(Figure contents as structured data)
※
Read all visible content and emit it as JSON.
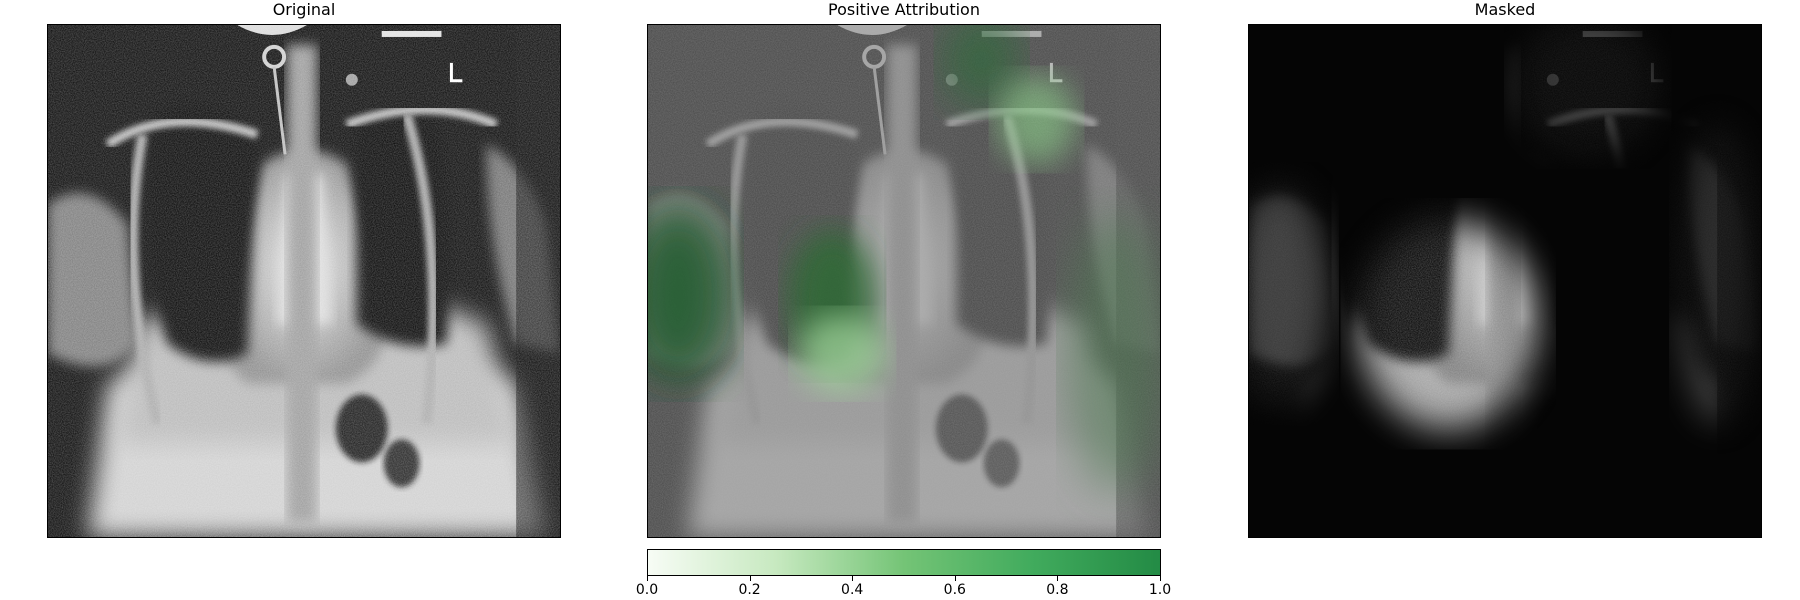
{
  "panels": [
    {
      "title": "Original"
    },
    {
      "title": "Positive Attribution"
    },
    {
      "title": "Masked"
    }
  ],
  "colorbar": {
    "range": [
      0.0,
      1.0
    ],
    "ticks": [
      "0.0",
      "0.2",
      "0.4",
      "0.6",
      "0.8",
      "1.0"
    ],
    "colors": [
      "#f7fcf5",
      "#c7e9c0",
      "#74c476",
      "#41ab5d",
      "#238b45"
    ]
  },
  "image_content": {
    "subject": "chest-xray",
    "attribution_colormap": "Greens"
  }
}
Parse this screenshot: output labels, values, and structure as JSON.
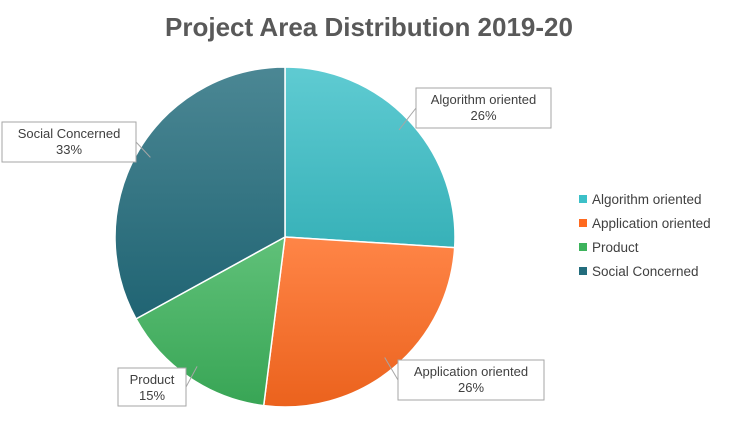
{
  "chart_data": {
    "type": "pie",
    "title": "Project Area Distribution 2019-20",
    "slices": [
      {
        "name": "Algorithm oriented",
        "value": 26,
        "label": "26%",
        "color": "#3cc0c8"
      },
      {
        "name": "Application oriented",
        "value": 26,
        "label": "26%",
        "color": "#ff6a1f"
      },
      {
        "name": "Product",
        "value": 15,
        "label": "15%",
        "color": "#3db35c"
      },
      {
        "name": "Social Concerned",
        "value": 33,
        "label": "33%",
        "color": "#236d7d"
      }
    ],
    "legend_position": "right"
  }
}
※
Copy out all lines from the material above that contain the string "title".

      "title": "Original"
      "title": "Positive Attribution"
      "title": "Masked"
    "title": "Project Area Distribution 2019-20",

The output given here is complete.